===== DATA EXCERPTS =====

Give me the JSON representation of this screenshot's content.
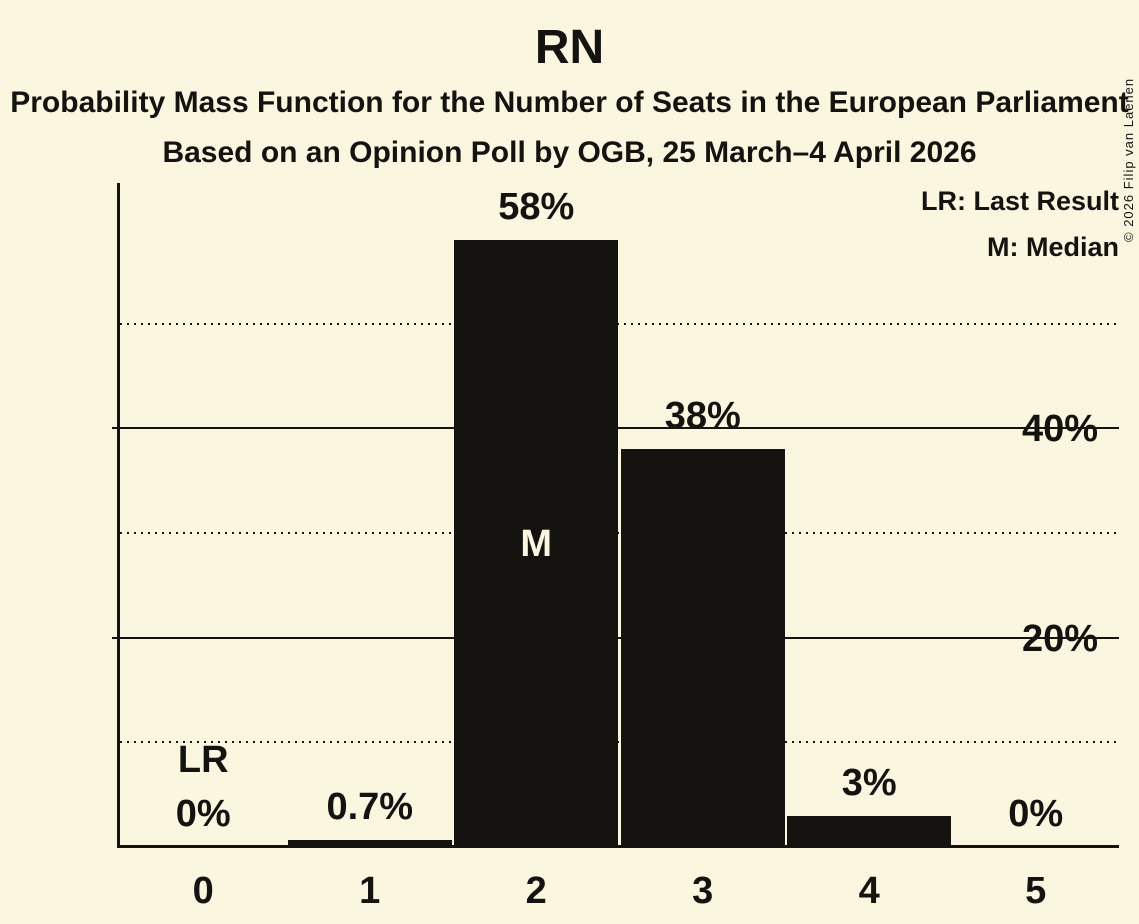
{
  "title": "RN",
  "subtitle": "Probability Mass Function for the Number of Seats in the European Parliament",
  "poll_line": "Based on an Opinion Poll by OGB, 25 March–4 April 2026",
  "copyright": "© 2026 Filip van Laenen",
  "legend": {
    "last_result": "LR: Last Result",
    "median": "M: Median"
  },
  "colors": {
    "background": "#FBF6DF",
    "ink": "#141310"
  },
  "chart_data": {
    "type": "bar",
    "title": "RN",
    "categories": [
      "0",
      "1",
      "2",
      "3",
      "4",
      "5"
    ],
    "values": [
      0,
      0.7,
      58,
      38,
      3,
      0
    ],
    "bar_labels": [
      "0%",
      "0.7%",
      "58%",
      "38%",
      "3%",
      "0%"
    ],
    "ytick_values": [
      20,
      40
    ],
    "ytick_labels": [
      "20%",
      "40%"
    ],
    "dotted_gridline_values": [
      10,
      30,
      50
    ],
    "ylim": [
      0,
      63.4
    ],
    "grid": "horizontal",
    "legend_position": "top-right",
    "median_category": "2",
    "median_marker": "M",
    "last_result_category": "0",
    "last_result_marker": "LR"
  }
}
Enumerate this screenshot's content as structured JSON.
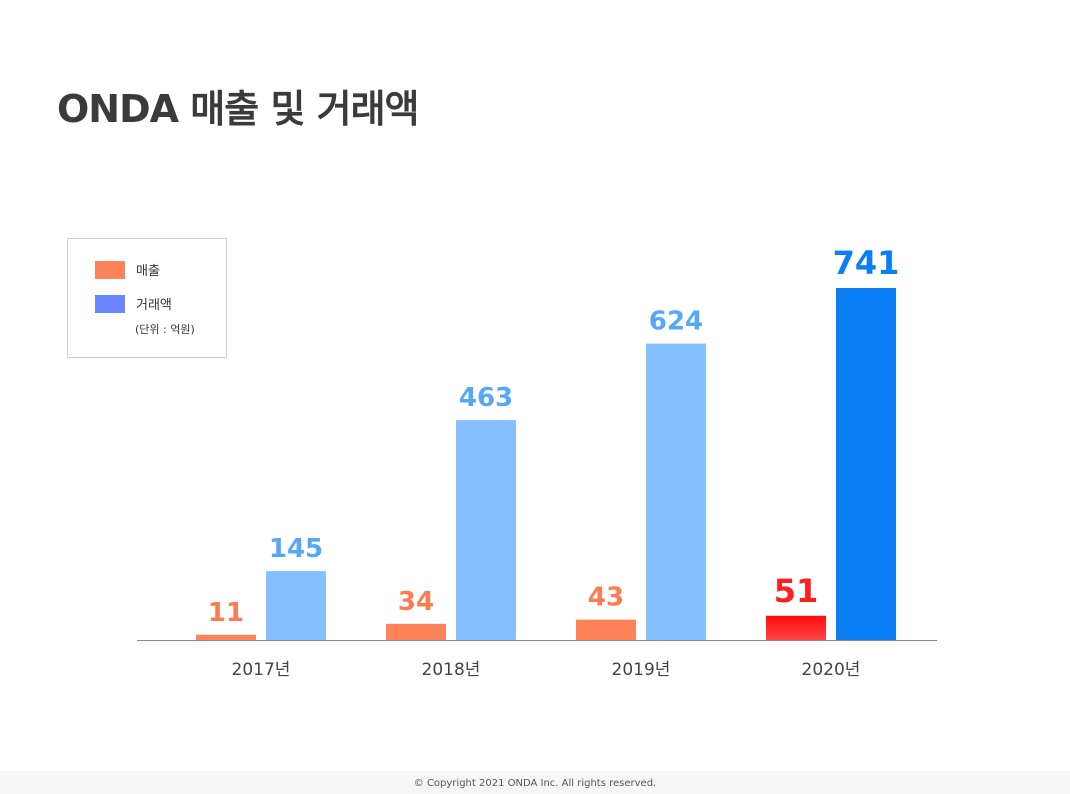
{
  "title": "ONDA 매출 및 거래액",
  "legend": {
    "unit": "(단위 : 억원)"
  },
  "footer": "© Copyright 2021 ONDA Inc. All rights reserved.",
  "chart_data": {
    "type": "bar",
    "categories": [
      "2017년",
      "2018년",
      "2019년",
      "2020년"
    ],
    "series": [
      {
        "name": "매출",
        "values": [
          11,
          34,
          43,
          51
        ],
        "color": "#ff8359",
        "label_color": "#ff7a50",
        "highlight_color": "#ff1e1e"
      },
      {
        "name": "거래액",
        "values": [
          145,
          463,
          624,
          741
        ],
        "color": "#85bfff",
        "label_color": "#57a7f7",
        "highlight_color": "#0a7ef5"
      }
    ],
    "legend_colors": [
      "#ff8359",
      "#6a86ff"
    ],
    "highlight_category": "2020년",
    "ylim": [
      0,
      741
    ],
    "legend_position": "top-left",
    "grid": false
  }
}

=====
===== DATA EXCERPTS =====

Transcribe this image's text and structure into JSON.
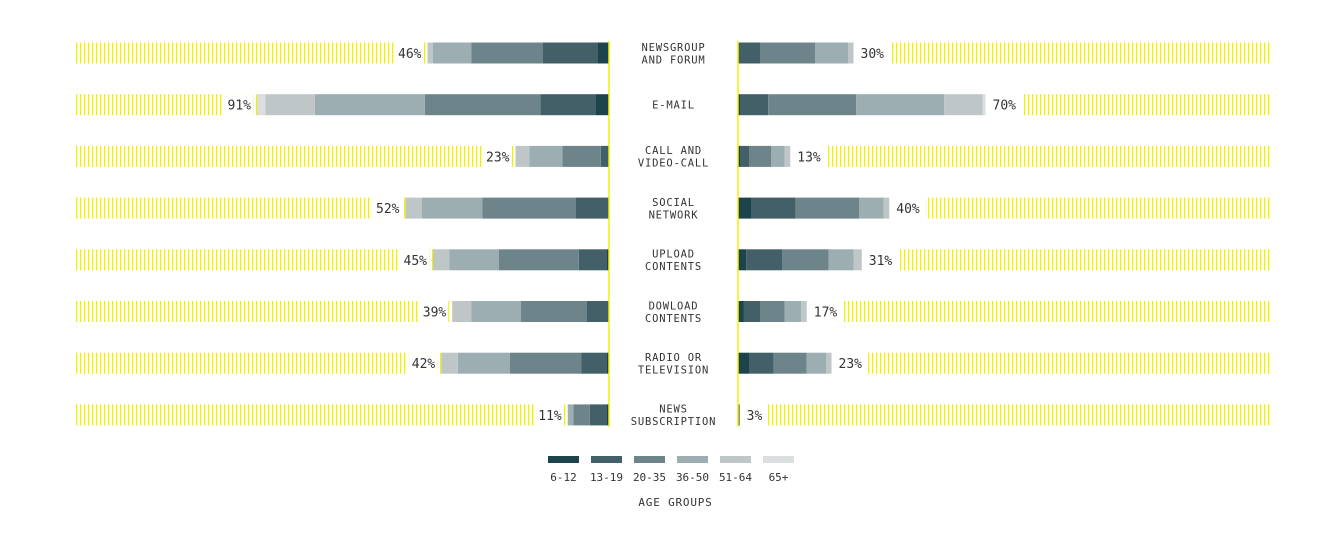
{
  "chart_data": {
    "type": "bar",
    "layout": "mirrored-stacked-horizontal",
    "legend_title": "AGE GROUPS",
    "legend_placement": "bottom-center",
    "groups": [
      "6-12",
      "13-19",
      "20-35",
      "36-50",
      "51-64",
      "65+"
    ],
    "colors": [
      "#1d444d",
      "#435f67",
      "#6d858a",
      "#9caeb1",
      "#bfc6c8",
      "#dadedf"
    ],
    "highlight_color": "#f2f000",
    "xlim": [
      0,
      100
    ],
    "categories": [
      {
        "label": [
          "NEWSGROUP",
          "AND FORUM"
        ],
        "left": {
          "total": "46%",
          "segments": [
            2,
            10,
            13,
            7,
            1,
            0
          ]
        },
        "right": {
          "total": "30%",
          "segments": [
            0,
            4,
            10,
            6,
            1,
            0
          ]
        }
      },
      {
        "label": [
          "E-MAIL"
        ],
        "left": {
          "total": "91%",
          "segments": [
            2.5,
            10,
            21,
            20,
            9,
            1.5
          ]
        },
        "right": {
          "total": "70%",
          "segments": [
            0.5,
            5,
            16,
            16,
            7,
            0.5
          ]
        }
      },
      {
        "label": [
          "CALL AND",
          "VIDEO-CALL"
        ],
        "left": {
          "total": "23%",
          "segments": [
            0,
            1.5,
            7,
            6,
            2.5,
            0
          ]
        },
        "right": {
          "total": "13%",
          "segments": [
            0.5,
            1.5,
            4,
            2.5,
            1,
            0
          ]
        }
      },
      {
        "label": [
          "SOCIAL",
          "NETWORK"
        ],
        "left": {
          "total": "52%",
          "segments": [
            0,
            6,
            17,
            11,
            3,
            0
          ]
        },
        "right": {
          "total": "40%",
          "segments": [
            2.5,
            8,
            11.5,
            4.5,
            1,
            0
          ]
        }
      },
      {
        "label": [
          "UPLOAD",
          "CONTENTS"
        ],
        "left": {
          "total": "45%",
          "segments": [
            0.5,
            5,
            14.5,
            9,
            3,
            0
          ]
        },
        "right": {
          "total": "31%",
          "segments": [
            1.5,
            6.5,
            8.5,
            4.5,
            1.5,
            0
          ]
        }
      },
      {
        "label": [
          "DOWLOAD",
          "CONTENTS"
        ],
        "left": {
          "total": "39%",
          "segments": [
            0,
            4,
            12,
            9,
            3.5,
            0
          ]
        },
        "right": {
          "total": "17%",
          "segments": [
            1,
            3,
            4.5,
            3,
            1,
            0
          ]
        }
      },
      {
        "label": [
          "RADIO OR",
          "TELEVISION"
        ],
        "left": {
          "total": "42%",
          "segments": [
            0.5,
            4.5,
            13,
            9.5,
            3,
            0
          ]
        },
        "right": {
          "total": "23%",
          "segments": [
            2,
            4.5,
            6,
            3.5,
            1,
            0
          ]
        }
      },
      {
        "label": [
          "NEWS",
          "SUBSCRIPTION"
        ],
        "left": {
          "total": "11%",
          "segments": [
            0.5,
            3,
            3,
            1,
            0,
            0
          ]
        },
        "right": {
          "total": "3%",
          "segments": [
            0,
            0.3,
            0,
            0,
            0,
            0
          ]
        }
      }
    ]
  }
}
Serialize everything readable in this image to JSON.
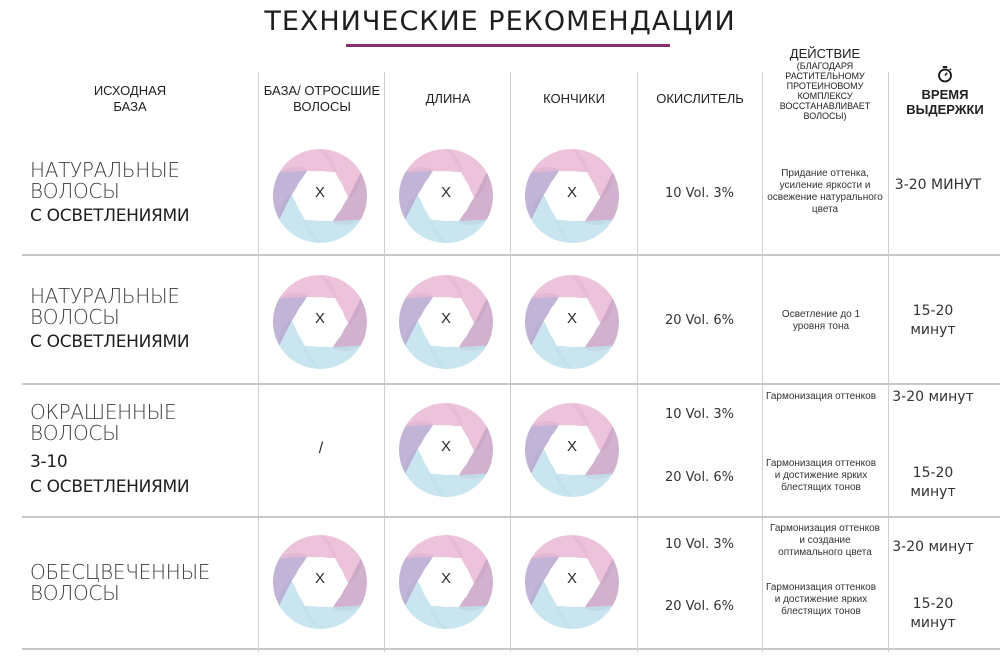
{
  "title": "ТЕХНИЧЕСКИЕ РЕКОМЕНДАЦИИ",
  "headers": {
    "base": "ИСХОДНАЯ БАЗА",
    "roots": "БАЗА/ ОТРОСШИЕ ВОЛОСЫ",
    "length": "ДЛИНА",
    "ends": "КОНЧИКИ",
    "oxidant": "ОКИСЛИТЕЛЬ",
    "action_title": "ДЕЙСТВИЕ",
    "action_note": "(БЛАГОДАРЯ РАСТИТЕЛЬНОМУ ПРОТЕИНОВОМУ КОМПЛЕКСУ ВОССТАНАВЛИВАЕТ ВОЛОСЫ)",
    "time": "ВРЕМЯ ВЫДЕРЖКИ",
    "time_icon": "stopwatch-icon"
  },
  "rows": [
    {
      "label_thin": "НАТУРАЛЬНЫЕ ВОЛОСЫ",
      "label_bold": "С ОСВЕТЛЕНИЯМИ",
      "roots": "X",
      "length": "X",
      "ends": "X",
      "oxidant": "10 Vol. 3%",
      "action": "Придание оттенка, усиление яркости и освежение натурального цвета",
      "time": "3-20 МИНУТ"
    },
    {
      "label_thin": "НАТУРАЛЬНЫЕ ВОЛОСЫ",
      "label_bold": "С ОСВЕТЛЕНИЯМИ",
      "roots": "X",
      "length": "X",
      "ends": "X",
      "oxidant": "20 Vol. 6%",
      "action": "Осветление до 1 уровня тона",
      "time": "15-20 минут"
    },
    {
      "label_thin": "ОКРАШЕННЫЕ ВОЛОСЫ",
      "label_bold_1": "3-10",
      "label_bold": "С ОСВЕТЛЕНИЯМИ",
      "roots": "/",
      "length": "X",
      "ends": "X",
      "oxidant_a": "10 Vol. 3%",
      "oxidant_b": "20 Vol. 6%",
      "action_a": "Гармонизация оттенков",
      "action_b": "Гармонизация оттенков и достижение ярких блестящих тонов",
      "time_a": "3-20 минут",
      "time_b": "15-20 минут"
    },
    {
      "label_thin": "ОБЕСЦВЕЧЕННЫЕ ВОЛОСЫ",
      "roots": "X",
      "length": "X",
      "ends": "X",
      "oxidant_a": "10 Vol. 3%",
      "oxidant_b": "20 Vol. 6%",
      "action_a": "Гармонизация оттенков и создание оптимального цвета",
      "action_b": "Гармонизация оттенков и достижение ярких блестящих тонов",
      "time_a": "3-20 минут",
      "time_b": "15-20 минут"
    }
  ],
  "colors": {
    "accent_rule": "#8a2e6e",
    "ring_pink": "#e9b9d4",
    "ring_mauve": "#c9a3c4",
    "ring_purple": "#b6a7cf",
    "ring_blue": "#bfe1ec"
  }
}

=====

TASK PROMPT: Consider the entries above and return each line with the string "screenshot".

RESULT BELOW:
Give me the JSON representation of this screenshot's content.
Enumerate this screenshot's content as structured JSON.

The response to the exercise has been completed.